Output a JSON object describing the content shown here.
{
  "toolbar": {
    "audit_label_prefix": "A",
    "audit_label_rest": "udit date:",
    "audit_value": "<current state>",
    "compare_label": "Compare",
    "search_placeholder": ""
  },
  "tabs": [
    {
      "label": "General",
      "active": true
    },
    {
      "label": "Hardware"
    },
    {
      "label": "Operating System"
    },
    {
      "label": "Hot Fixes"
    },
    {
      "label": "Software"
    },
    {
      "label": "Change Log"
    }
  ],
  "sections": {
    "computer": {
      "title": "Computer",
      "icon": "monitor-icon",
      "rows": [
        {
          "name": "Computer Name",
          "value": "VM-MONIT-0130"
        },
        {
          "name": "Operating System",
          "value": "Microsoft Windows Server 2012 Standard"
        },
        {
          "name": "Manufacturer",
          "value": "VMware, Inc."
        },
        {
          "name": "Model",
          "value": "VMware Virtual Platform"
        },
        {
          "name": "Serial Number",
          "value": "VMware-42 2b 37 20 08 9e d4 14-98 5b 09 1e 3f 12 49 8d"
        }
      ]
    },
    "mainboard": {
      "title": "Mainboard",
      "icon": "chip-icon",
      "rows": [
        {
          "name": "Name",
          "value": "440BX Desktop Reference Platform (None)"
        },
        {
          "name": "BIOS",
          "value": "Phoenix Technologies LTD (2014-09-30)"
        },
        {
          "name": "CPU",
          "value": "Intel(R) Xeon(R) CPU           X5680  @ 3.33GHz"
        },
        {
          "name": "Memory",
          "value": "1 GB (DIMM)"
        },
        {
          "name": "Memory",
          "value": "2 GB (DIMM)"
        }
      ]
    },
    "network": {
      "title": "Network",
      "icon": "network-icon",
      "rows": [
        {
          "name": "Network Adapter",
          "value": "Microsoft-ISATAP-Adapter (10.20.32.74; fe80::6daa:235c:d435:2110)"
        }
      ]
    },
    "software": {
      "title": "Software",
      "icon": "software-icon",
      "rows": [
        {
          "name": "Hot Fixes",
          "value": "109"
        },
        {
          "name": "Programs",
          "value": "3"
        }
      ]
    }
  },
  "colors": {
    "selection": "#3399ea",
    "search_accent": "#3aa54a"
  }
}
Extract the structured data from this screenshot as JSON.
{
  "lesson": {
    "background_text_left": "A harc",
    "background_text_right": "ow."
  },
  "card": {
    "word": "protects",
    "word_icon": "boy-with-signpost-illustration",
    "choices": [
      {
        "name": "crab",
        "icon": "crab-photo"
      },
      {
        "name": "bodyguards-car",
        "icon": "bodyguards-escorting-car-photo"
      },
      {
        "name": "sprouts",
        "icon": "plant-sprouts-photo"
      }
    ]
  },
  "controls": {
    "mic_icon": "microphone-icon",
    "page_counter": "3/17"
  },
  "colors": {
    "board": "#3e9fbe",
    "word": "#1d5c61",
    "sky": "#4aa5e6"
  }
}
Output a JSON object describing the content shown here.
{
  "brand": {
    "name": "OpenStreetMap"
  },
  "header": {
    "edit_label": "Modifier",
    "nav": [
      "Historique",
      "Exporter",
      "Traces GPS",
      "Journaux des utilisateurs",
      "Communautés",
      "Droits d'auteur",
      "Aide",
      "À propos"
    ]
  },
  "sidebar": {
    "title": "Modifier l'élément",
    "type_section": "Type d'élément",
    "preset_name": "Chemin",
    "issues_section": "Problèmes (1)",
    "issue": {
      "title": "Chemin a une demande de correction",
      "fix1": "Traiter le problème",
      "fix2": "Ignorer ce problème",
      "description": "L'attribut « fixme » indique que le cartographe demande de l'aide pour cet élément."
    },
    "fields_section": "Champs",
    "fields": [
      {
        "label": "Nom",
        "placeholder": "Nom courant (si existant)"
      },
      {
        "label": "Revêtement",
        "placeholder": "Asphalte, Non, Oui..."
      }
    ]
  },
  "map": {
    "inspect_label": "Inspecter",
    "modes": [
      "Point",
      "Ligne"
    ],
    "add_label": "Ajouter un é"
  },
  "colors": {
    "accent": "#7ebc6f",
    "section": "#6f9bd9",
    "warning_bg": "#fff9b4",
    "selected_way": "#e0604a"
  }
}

━━━

### Aim
Write down the full listing again, exactly.

### Response to this task
Output a JSON object describing the content shown here.
{
  "toolbar": {
    "audit_label_prefix": "A",
    "audit_label_rest": "udit date:",
    "audit_value": "<current state>",
    "compare_label": "Compare",
    "search_placeholder": ""
  },
  "tabs": [
    {
      "label": "General",
      "active": true
    },
    {
      "label": "Hardware"
    },
    {
      "label": "Operating System"
    },
    {
      "label": "Hot Fixes"
    },
    {
      "label": "Software"
    },
    {
      "label": "Change Log"
    }
  ],
  "sections": {
    "computer": {
      "title": "Computer",
      "icon": "monitor-icon",
      "rows": [
        {
          "name": "Computer Name",
          "value": "VM-MONIT-0130"
        },
        {
          "name": "Operating System",
          "value": "Microsoft Windows Server 2012 Standard"
        },
        {
          "name": "Manufacturer",
          "value": "VMware, Inc."
        },
        {
          "name": "Model",
          "value": "VMware Virtual Platform"
        },
        {
          "name": "Serial Number",
          "value": "VMware-42 2b 37 20 08 9e d4 14-98 5b 09 1e 3f 12 49 8d"
        }
      ]
    },
    "mainboard": {
      "title": "Mainboard",
      "icon": "chip-icon",
      "rows": [
        {
          "name": "Name",
          "value": "440BX Desktop Reference Platform (None)"
        },
        {
          "name": "BIOS",
          "value": "Phoenix Technologies LTD (2014-09-30)"
        },
        {
          "name": "CPU",
          "value": "Intel(R) Xeon(R) CPU           X5680  @ 3.33GHz"
        },
        {
          "name": "Memory",
          "value": "1 GB (DIMM)"
        },
        {
          "name": "Memory",
          "value": "2 GB (DIMM)"
        }
      ]
    },
    "network": {
      "title": "Network",
      "icon": "network-icon",
      "rows": [
        {
          "name": "Network Adapter",
          "value": "Microsoft-ISATAP-Adapter (10.20.32.74; fe80::6daa:235c:d435:2110)"
        }
      ]
    },
    "software": {
      "title": "Software",
      "icon": "software-icon",
      "rows": [
        {
          "name": "Hot Fixes",
          "value": "109"
        },
        {
          "name": "Programs",
          "value": "3"
        }
      ]
    }
  },
  "colors": {
    "selection": "#3399ea",
    "search_accent": "#3aa54a"
  }
}
Extract the structured data from this screenshot as JSON.
{
  "lesson": {
    "background_text_left": "A harc",
    "background_text_right": "ow."
  },
  "card": {
    "word": "protects",
    "word_icon": "boy-with-signpost-illustration",
    "choices": [
      {
        "name": "crab",
        "icon": "crab-photo"
      },
      {
        "name": "bodyguards-car",
        "icon": "bodyguards-escorting-car-photo"
      },
      {
        "name": "sprouts",
        "icon": "plant-sprouts-photo"
      }
    ]
  },
  "controls": {
    "mic_icon": "microphone-icon",
    "page_counter": "3/17"
  },
  "colors": {
    "board": "#3e9fbe",
    "word": "#1d5c61",
    "sky": "#4aa5e6"
  }
}
Output a JSON object describing the content shown here.
{
  "brand": {
    "name": "OpenStreetMap"
  },
  "header": {
    "edit_label": "Modifier",
    "nav": [
      "Historique",
      "Exporter",
      "Traces GPS",
      "Journaux des utilisateurs",
      "Communautés",
      "Droits d'auteur",
      "Aide",
      "À propos"
    ]
  },
  "sidebar": {
    "title": "Modifier l'élément",
    "type_section": "Type d'élément",
    "preset_name": "Chemin",
    "issues_section": "Problèmes (1)",
    "issue": {
      "title": "Chemin a une demande de correction",
      "fix1": "Traiter le problème",
      "fix2": "Ignorer ce problème",
      "description": "L'attribut « fixme » indique que le cartographe demande de l'aide pour cet élément."
    },
    "fields_section": "Champs",
    "fields": [
      {
        "label": "Nom",
        "placeholder": "Nom courant (si existant)"
      },
      {
        "label": "Revêtement",
        "placeholder": "Asphalte, Non, Oui..."
      }
    ]
  },
  "map": {
    "inspect_label": "Inspecter",
    "modes": [
      "Point",
      "Ligne"
    ],
    "add_label": "Ajouter un é"
  },
  "colors": {
    "accent": "#7ebc6f",
    "section": "#6f9bd9",
    "warning_bg": "#fff9b4",
    "selected_way": "#e0604a"
  }
}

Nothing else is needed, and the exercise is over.